**Exercise goal**
Go through the entries below and copy each line containing the word "Model".

**Dataset records**
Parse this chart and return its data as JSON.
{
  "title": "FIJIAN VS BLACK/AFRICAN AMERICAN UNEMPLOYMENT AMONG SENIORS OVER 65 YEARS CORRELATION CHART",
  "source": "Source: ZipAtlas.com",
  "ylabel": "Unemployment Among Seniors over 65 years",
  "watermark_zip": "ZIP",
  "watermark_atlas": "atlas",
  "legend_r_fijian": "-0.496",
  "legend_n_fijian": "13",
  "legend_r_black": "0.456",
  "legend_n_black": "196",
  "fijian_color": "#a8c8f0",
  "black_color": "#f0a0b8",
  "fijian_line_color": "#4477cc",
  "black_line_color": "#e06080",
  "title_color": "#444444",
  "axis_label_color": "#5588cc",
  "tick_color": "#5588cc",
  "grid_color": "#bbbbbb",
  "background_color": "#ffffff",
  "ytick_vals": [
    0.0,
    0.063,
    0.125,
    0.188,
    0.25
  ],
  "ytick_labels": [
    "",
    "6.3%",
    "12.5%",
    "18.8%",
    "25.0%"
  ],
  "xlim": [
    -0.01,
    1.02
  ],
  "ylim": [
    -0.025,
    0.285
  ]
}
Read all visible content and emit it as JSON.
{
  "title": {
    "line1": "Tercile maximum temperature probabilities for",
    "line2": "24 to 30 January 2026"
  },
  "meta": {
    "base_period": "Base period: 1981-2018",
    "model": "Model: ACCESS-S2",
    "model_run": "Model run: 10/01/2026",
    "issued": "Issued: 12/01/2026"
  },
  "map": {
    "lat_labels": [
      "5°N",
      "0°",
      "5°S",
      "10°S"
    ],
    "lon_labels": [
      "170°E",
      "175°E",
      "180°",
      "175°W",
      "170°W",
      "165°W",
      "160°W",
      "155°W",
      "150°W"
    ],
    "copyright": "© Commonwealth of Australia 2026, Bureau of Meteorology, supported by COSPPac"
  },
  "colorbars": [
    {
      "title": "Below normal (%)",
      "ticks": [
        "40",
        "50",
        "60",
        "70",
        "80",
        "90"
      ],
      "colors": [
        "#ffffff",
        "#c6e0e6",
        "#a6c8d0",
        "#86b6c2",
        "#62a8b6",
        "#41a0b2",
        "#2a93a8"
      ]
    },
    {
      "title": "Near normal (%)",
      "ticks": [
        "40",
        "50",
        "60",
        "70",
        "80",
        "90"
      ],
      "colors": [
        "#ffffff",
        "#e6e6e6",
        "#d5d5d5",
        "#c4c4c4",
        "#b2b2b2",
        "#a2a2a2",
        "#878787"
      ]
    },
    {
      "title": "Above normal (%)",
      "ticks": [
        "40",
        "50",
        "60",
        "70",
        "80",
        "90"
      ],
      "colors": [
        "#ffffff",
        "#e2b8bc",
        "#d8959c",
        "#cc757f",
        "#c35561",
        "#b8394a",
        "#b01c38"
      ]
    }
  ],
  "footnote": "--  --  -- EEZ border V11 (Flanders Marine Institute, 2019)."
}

**Task response**
    "model": "Model: ACCESS-S2",
    "model_run": "Model run: 10/01/2026",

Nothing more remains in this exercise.